I felt proud of myself for figuring out how to maneuver my car out of that spot as I sped down the street toward my waiting tutoring students. I eventually gifted that car to my daughter and son-in-law, who still use it and it still runs beautifully. Every time I see the telltale scratches on the lower right hand side of the bumper, I still think about that day!
(Oldie which has been asked many times before) Have you ever found a wallet or purse or some money (over $20) in the street and just taken it, thinking ‘finders keepers, losers weepers? Or would you be ‘good’ and hand it in?
Fortunately, I have only found cash which most likely fell out of someone’s pocket. Impossible to trace – therefore, it was mine! The first time it happened, I was feeling poor after paying the exorbitant entrance fee to Six Flags Great America for me, my son and his friend. I was walking along thinking that I was surely going to spend every remaining cent I had for snacks and rides, when I spied some greenbacks on the ground! Three 5-dollar bills! That really made my day – and it was long enough ago that $15 could actually buy stuff at amusement parks and have a bit left over. More recently, I found a twenty dollar bill on the sidewalk near my home. I looked around – no one was around to claim it.

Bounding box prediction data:
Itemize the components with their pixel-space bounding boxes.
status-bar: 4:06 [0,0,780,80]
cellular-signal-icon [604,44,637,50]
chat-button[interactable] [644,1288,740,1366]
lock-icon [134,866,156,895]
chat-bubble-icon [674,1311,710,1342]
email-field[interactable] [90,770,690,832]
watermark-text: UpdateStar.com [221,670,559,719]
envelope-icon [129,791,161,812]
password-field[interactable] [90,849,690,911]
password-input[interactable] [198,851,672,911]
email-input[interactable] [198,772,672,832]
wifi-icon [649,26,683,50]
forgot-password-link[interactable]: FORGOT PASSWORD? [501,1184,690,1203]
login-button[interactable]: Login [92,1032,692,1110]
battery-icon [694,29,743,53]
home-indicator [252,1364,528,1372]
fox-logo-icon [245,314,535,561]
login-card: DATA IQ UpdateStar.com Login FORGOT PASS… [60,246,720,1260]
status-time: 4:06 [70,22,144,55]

Exercises to complete.
**1)** According to the passage, what money did the writer find on the ground at Six Flags Great America?
**2)** Copy from the passage, word for word, the portion between "Fortunately, I have" and "to claim it.", inclusive.
**3)** Decide whether each statement below agrees with the passage, answering yes or no and quoting the words that settle it:
(a) The writer gave the car to a daughter and son-in-law.
(b) The twenty dollar bill was found inside a wallet.
(c) The car no longer runs.

Outputs for the tasks.
**1)** Three 5-dollar bills, totaling $15.

**2)**
Fortunately, I have only found cash which most likely fell out of someone’s pocket. Impossible to trace – therefore, it was mine! The first time it happened, I was feeling poor after paying the exorbitant entrance fee to Six Flags Great America for me, my son and his friend. I was walking along thinking that I was surely going to spend every remaining cent I had for snacks and rides, when I spied some greenbacks on the ground! Three 5-dollar bills! That really made my day – and it was long enough ago that $15 could actually buy stuff at amusement parks and have a bit left over. More recently, I found a twenty dollar bill on the sidewalk near my home. I looked around – no one was around to claim it.

**3)**
(a) Yes: "I eventually gifted that car to my daughter and son-in-law"
(b) No: "I found a twenty dollar bill on the sidewalk near my home."
(c) No: "who still use it and it still runs beautifully."